> [WHAT THE EXERCISE ASKS] The records that follow must be reproduced in full, exactly as written.

--- start LISTED RECORDS ---

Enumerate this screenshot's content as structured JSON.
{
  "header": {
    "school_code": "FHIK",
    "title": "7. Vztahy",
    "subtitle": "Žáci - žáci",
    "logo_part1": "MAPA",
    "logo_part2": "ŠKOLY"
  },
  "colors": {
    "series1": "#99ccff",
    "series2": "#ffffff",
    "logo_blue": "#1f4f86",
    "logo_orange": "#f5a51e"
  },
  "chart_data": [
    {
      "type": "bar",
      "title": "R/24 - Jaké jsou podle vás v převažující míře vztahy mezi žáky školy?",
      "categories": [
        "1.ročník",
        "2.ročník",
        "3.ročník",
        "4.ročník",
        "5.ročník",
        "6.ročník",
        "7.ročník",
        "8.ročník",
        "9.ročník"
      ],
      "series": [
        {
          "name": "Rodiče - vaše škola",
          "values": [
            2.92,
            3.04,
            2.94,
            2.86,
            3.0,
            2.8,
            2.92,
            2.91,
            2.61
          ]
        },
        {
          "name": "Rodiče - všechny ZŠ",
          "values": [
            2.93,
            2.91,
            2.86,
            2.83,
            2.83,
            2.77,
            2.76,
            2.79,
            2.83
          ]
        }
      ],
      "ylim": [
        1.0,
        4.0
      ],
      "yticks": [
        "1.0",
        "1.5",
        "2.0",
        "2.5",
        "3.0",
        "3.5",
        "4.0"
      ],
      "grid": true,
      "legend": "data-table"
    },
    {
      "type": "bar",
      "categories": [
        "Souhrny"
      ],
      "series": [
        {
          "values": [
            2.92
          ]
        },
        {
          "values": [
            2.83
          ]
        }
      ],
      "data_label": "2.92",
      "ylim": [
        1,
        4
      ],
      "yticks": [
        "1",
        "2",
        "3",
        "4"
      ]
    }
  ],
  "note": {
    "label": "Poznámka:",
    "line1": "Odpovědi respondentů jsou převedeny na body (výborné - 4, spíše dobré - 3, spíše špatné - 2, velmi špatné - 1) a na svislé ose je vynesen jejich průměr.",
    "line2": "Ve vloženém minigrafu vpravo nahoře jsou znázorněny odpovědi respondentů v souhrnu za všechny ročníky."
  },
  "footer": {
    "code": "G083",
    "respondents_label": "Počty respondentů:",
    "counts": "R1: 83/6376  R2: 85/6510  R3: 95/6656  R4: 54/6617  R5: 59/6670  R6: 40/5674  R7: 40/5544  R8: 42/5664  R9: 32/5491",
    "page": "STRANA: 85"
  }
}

--- end LISTED RECORDS ---

> [ANSWER TO THE EXERCISE]
Enumerate this screenshot's content as structured JSON.
{
  "header": {
    "school_code": "FHIK",
    "title": "7. Vztahy",
    "subtitle": "Žáci - žáci",
    "logo_part1": "MAPA",
    "logo_part2": "ŠKOLY"
  },
  "colors": {
    "series1": "#99ccff",
    "series2": "#ffffff",
    "logo_blue": "#1f4f86",
    "logo_orange": "#f5a51e"
  },
  "chart_data": [
    {
      "type": "bar",
      "title": "R/24 - Jaké jsou podle vás v převažující míře vztahy mezi žáky školy?",
      "categories": [
        "1.ročník",
        "2.ročník",
        "3.ročník",
        "4.ročník",
        "5.ročník",
        "6.ročník",
        "7.ročník",
        "8.ročník",
        "9.ročník"
      ],
      "series": [
        {
          "name": "Rodiče - vaše škola",
          "values": [
            2.92,
            3.04,
            2.94,
            2.86,
            3.0,
            2.8,
            2.92,
            2.91,
            2.61
          ]
        },
        {
          "name": "Rodiče - všechny ZŠ",
          "values": [
            2.93,
            2.91,
            2.86,
            2.83,
            2.83,
            2.77,
            2.76,
            2.79,
            2.83
          ]
        }
      ],
      "ylim": [
        1.0,
        4.0
      ],
      "yticks": [
        "1.0",
        "1.5",
        "2.0",
        "2.5",
        "3.0",
        "3.5",
        "4.0"
      ],
      "grid": true,
      "legend": "data-table"
    },
    {
      "type": "bar",
      "categories": [
        "Souhrny"
      ],
      "series": [
        {
          "values": [
            2.92
          ]
        },
        {
          "values": [
            2.83
          ]
        }
      ],
      "data_label": "2.92",
      "ylim": [
        1,
        4
      ],
      "yticks": [
        "1",
        "2",
        "3",
        "4"
      ]
    }
  ],
  "note": {
    "label": "Poznámka:",
    "line1": "Odpovědi respondentů jsou převedeny na body (výborné - 4, spíše dobré - 3, spíše špatné - 2, velmi špatné - 1) a na svislé ose je vynesen jejich průměr.",
    "line2": "Ve vloženém minigrafu vpravo nahoře jsou znázorněny odpovědi respondentů v souhrnu za všechny ročníky."
  },
  "footer": {
    "code": "G083",
    "respondents_label": "Počty respondentů:",
    "counts": "R1: 83/6376  R2: 85/6510  R3: 95/6656  R4: 54/6617  R5: 59/6670  R6: 40/5674  R7: 40/5544  R8: 42/5664  R9: 32/5491",
    "page": "STRANA: 85"
  }
}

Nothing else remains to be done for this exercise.